#### Short problem
Return each line of the listing below, unchanged, and omit the images.

-- Start of Material for this task --

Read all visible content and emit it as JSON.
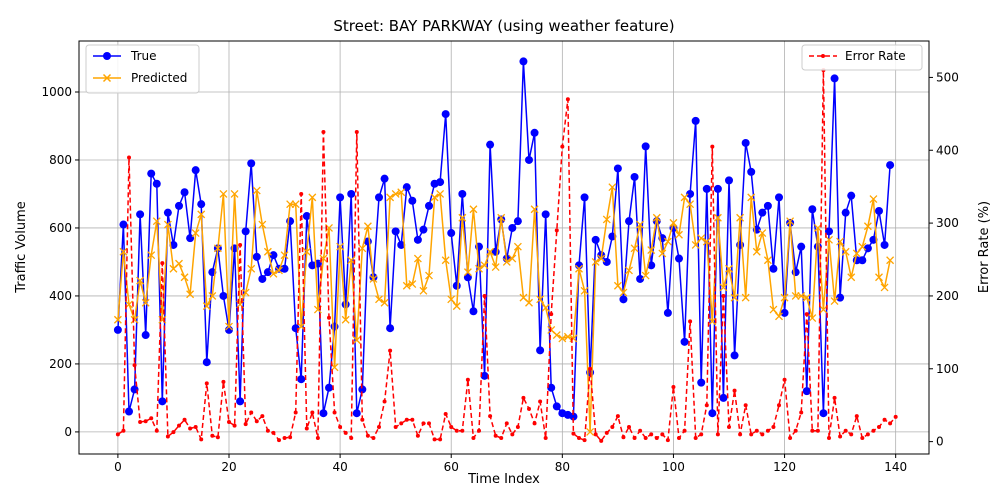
{
  "chart_data": {
    "type": "line",
    "title": "Street: BAY PARKWAY (using weather feature)",
    "xlabel": "Time Index",
    "ylabel_left": "Traffic Volume",
    "ylabel_right": "Error Rate (%)",
    "xlim": [
      -7,
      146
    ],
    "ylim_left": [
      -65,
      1150
    ],
    "ylim_right": [
      -17,
      550
    ],
    "x_ticks": [
      0,
      20,
      40,
      60,
      80,
      100,
      120,
      140
    ],
    "y_ticks_left": [
      0,
      200,
      400,
      600,
      800,
      1000
    ],
    "y_ticks_right": [
      0,
      100,
      200,
      300,
      400,
      500
    ],
    "grid": true,
    "legend_left": {
      "position": "upper left",
      "entries": [
        "True",
        "Predicted"
      ]
    },
    "legend_right": {
      "position": "upper right",
      "entries": [
        "Error Rate"
      ]
    },
    "series": [
      {
        "name": "True",
        "axis": "left",
        "color": "#0000ff",
        "marker": "circle",
        "values": [
          300,
          610,
          60,
          125,
          640,
          285,
          760,
          730,
          90,
          645,
          550,
          665,
          705,
          570,
          770,
          670,
          205,
          470,
          540,
          400,
          300,
          540,
          90,
          590,
          790,
          515,
          450,
          470,
          520,
          480,
          480,
          620,
          305,
          155,
          635,
          490,
          495,
          55,
          130,
          310,
          690,
          375,
          700,
          55,
          125,
          560,
          455,
          690,
          745,
          305,
          590,
          550,
          720,
          680,
          565,
          595,
          665,
          730,
          735,
          935,
          585,
          430,
          700,
          455,
          355,
          545,
          165,
          845,
          530,
          625,
          510,
          600,
          620,
          1090,
          800,
          880,
          240,
          640,
          130,
          75,
          55,
          50,
          45,
          490,
          690,
          175,
          565,
          520,
          500,
          575,
          775,
          390,
          620,
          750,
          450,
          840,
          490,
          620,
          570,
          350,
          600,
          510,
          265,
          700,
          915,
          145,
          715,
          55,
          715,
          100,
          740,
          225,
          550,
          850,
          765,
          595,
          645,
          665,
          480,
          690,
          350,
          615,
          470,
          545,
          120,
          655,
          545,
          55,
          590,
          1040,
          395,
          645,
          695,
          505,
          505,
          540,
          565,
          650,
          550,
          785
        ]
      },
      {
        "name": "Predicted",
        "axis": "left",
        "color": "#ffa500",
        "marker": "x",
        "values": [
          330,
          530,
          375,
          330,
          445,
          380,
          520,
          620,
          330,
          610,
          480,
          495,
          455,
          405,
          585,
          640,
          370,
          400,
          540,
          700,
          310,
          700,
          375,
          410,
          480,
          710,
          610,
          530,
          465,
          475,
          520,
          670,
          670,
          310,
          530,
          690,
          360,
          510,
          600,
          190,
          545,
          330,
          505,
          270,
          540,
          605,
          450,
          390,
          380,
          690,
          700,
          705,
          430,
          435,
          510,
          415,
          460,
          690,
          700,
          505,
          390,
          370,
          630,
          470,
          655,
          480,
          490,
          530,
          485,
          630,
          500,
          510,
          545,
          395,
          380,
          655,
          390,
          365,
          300,
          285,
          275,
          280,
          275,
          480,
          415,
          0,
          500,
          510,
          625,
          720,
          430,
          410,
          475,
          540,
          610,
          460,
          535,
          630,
          525,
          560,
          615,
          580,
          690,
          670,
          550,
          570,
          560,
          325,
          630,
          425,
          480,
          395,
          630,
          395,
          690,
          530,
          585,
          505,
          360,
          340,
          395,
          620,
          400,
          400,
          395,
          335,
          600,
          360,
          565,
          385,
          560,
          530,
          455,
          525,
          545,
          605,
          685,
          455,
          425,
          505
        ]
      },
      {
        "name": "Error Rate",
        "axis": "right",
        "color": "#ff0000",
        "marker": "dot",
        "dashed": true,
        "values": [
          10,
          15,
          390,
          105,
          27,
          28,
          32,
          15,
          245,
          7,
          13,
          22,
          30,
          18,
          20,
          3,
          80,
          8,
          6,
          82,
          27,
          22,
          270,
          24,
          40,
          28,
          35,
          15,
          12,
          2,
          5,
          6,
          40,
          340,
          18,
          40,
          5,
          425,
          170,
          40,
          20,
          12,
          5,
          425,
          30,
          8,
          5,
          20,
          55,
          125,
          20,
          25,
          30,
          30,
          8,
          25,
          25,
          3,
          3,
          38,
          20,
          15,
          15,
          85,
          5,
          15,
          200,
          35,
          8,
          5,
          25,
          10,
          20,
          60,
          45,
          25,
          55,
          5,
          175,
          290,
          405,
          470,
          11,
          5,
          2,
          100,
          10,
          1,
          12,
          20,
          35,
          6,
          20,
          5,
          15,
          5,
          10,
          5,
          10,
          2,
          75,
          5,
          15,
          165,
          5,
          10,
          50,
          405,
          10,
          200,
          20,
          70,
          10,
          50,
          10,
          15,
          10,
          15,
          20,
          50,
          85,
          5,
          15,
          40,
          175,
          15,
          15,
          510,
          5,
          60,
          7,
          15,
          10,
          35,
          5,
          10,
          15,
          20,
          30,
          25,
          34
        ]
      }
    ]
  }
}
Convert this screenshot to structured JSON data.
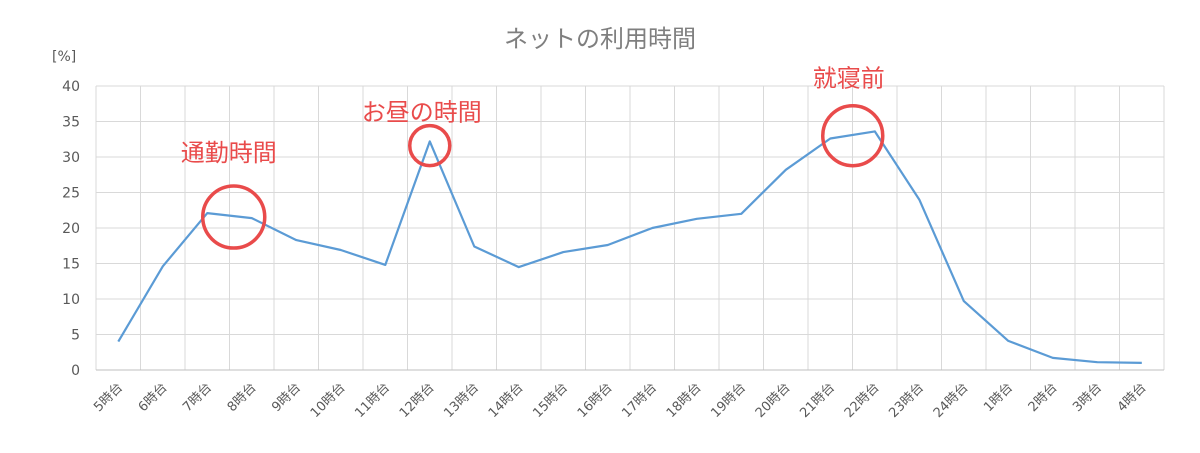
{
  "chart_data": {
    "type": "line",
    "title": "ネットの利用時間",
    "ylabel": "[%]",
    "xlabel": "",
    "ylim": [
      0,
      40
    ],
    "yticks": [
      0,
      5,
      10,
      15,
      20,
      25,
      30,
      35,
      40
    ],
    "grid": true,
    "categories": [
      "5時台",
      "6時台",
      "7時台",
      "8時台",
      "9時台",
      "10時台",
      "11時台",
      "12時台",
      "13時台",
      "14時台",
      "15時台",
      "16時台",
      "17時台",
      "18時台",
      "19時台",
      "20時台",
      "21時台",
      "22時台",
      "23時台",
      "24時台",
      "1時台",
      "2時台",
      "3時台",
      "4時台"
    ],
    "series": [
      {
        "color": "#5b9bd5",
        "values": [
          4.0,
          14.6,
          22.1,
          21.4,
          18.3,
          16.9,
          14.8,
          32.2,
          17.4,
          14.5,
          16.6,
          17.6,
          20.0,
          21.3,
          22.0,
          28.2,
          32.6,
          33.6,
          24.0,
          9.7,
          4.1,
          1.7,
          1.1,
          1.0
        ]
      }
    ],
    "annotations": [
      {
        "text": "通勤時間",
        "category": "8時台",
        "value": 21.4
      },
      {
        "text": "お昼の時間",
        "category": "12時台",
        "value": 31.6
      },
      {
        "text": "就寝前",
        "category": "22時台",
        "value": 33.0
      }
    ],
    "annotation_color": "#e94b4b"
  }
}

-- End of Material for this task --

#### Reply
Read all visible content and emit it as JSON.
{
  "chart_data": {
    "type": "line",
    "title": "Street: BAY PARKWAY (using weather feature)",
    "xlabel": "Time Index",
    "ylabel_left": "Traffic Volume",
    "ylabel_right": "Error Rate (%)",
    "xlim": [
      -7,
      146
    ],
    "ylim_left": [
      -65,
      1150
    ],
    "ylim_right": [
      -17,
      550
    ],
    "x_ticks": [
      0,
      20,
      40,
      60,
      80,
      100,
      120,
      140
    ],
    "y_ticks_left": [
      0,
      200,
      400,
      600,
      800,
      1000
    ],
    "y_ticks_right": [
      0,
      100,
      200,
      300,
      400,
      500
    ],
    "grid": true,
    "legend_left": {
      "position": "upper left",
      "entries": [
        "True",
        "Predicted"
      ]
    },
    "legend_right": {
      "position": "upper right",
      "entries": [
        "Error Rate"
      ]
    },
    "series": [
      {
        "name": "True",
        "axis": "left",
        "color": "#0000ff",
        "marker": "circle",
        "values": [
          300,
          610,
          60,
          125,
          640,
          285,
          760,
          730,
          90,
          645,
          550,
          665,
          705,
          570,
          770,
          670,
          205,
          470,
          540,
          400,
          300,
          540,
          90,
          590,
          790,
          515,
          450,
          470,
          520,
          480,
          480,
          620,
          305,
          155,
          635,
          490,
          495,
          55,
          130,
          310,
          690,
          375,
          700,
          55,
          125,
          560,
          455,
          690,
          745,
          305,
          590,
          550,
          720,
          680,
          565,
          595,
          665,
          730,
          735,
          935,
          585,
          430,
          700,
          455,
          355,
          545,
          165,
          845,
          530,
          625,
          510,
          600,
          620,
          1090,
          800,
          880,
          240,
          640,
          130,
          75,
          55,
          50,
          45,
          490,
          690,
          175,
          565,
          520,
          500,
          575,
          775,
          390,
          620,
          750,
          450,
          840,
          490,
          620,
          570,
          350,
          600,
          510,
          265,
          700,
          915,
          145,
          715,
          55,
          715,
          100,
          740,
          225,
          550,
          850,
          765,
          595,
          645,
          665,
          480,
          690,
          350,
          615,
          470,
          545,
          120,
          655,
          545,
          55,
          590,
          1040,
          395,
          645,
          695,
          505,
          505,
          540,
          565,
          650,
          550,
          785
        ]
      },
      {
        "name": "Predicted",
        "axis": "left",
        "color": "#ffa500",
        "marker": "x",
        "values": [
          330,
          530,
          375,
          330,
          445,
          380,
          520,
          620,
          330,
          610,
          480,
          495,
          455,
          405,
          585,
          640,
          370,
          400,
          540,
          700,
          310,
          700,
          375,
          410,
          480,
          710,
          610,
          530,
          465,
          475,
          520,
          670,
          670,
          310,
          530,
          690,
          360,
          510,
          600,
          190,
          545,
          330,
          505,
          270,
          540,
          605,
          450,
          390,
          380,
          690,
          700,
          705,
          430,
          435,
          510,
          415,
          460,
          690,
          700,
          505,
          390,
          370,
          630,
          470,
          655,
          480,
          490,
          530,
          485,
          630,
          500,
          510,
          545,
          395,
          380,
          655,
          390,
          365,
          300,
          285,
          275,
          280,
          275,
          480,
          415,
          0,
          500,
          510,
          625,
          720,
          430,
          410,
          475,
          540,
          610,
          460,
          535,
          630,
          525,
          560,
          615,
          580,
          690,
          670,
          550,
          570,
          560,
          325,
          630,
          425,
          480,
          395,
          630,
          395,
          690,
          530,
          585,
          505,
          360,
          340,
          395,
          620,
          400,
          400,
          395,
          335,
          600,
          360,
          565,
          385,
          560,
          530,
          455,
          525,
          545,
          605,
          685,
          455,
          425,
          505
        ]
      },
      {
        "name": "Error Rate",
        "axis": "right",
        "color": "#ff0000",
        "marker": "dot",
        "dashed": true,
        "values": [
          10,
          15,
          390,
          105,
          27,
          28,
          32,
          15,
          245,
          7,
          13,
          22,
          30,
          18,
          20,
          3,
          80,
          8,
          6,
          82,
          27,
          22,
          270,
          24,
          40,
          28,
          35,
          15,
          12,
          2,
          5,
          6,
          40,
          340,
          18,
          40,
          5,
          425,
          170,
          40,
          20,
          12,
          5,
          425,
          30,
          8,
          5,
          20,
          55,
          125,
          20,
          25,
          30,
          30,
          8,
          25,
          25,
          3,
          3,
          38,
          20,
          15,
          15,
          85,
          5,
          15,
          200,
          35,
          8,
          5,
          25,
          10,
          20,
          60,
          45,
          25,
          55,
          5,
          175,
          290,
          405,
          470,
          11,
          5,
          2,
          100,
          10,
          1,
          12,
          20,
          35,
          6,
          20,
          5,
          15,
          5,
          10,
          5,
          10,
          2,
          75,
          5,
          15,
          165,
          5,
          10,
          50,
          405,
          10,
          200,
          20,
          70,
          10,
          50,
          10,
          15,
          10,
          15,
          20,
          50,
          85,
          5,
          15,
          40,
          175,
          15,
          15,
          510,
          5,
          60,
          7,
          15,
          10,
          35,
          5,
          10,
          15,
          20,
          30,
          25,
          34
        ]
      }
    ]
  }
}
Convert this screenshot to structured JSON data.
{
  "chart_data": {
    "type": "line",
    "title": "ネットの利用時間",
    "ylabel": "[%]",
    "xlabel": "",
    "ylim": [
      0,
      40
    ],
    "yticks": [
      0,
      5,
      10,
      15,
      20,
      25,
      30,
      35,
      40
    ],
    "grid": true,
    "categories": [
      "5時台",
      "6時台",
      "7時台",
      "8時台",
      "9時台",
      "10時台",
      "11時台",
      "12時台",
      "13時台",
      "14時台",
      "15時台",
      "16時台",
      "17時台",
      "18時台",
      "19時台",
      "20時台",
      "21時台",
      "22時台",
      "23時台",
      "24時台",
      "1時台",
      "2時台",
      "3時台",
      "4時台"
    ],
    "series": [
      {
        "color": "#5b9bd5",
        "values": [
          4.0,
          14.6,
          22.1,
          21.4,
          18.3,
          16.9,
          14.8,
          32.2,
          17.4,
          14.5,
          16.6,
          17.6,
          20.0,
          21.3,
          22.0,
          28.2,
          32.6,
          33.6,
          24.0,
          9.7,
          4.1,
          1.7,
          1.1,
          1.0
        ]
      }
    ],
    "annotations": [
      {
        "text": "通勤時間",
        "category": "8時台",
        "value": 21.4
      },
      {
        "text": "お昼の時間",
        "category": "12時台",
        "value": 31.6
      },
      {
        "text": "就寝前",
        "category": "22時台",
        "value": 33.0
      }
    ],
    "annotation_color": "#e94b4b"
  }
}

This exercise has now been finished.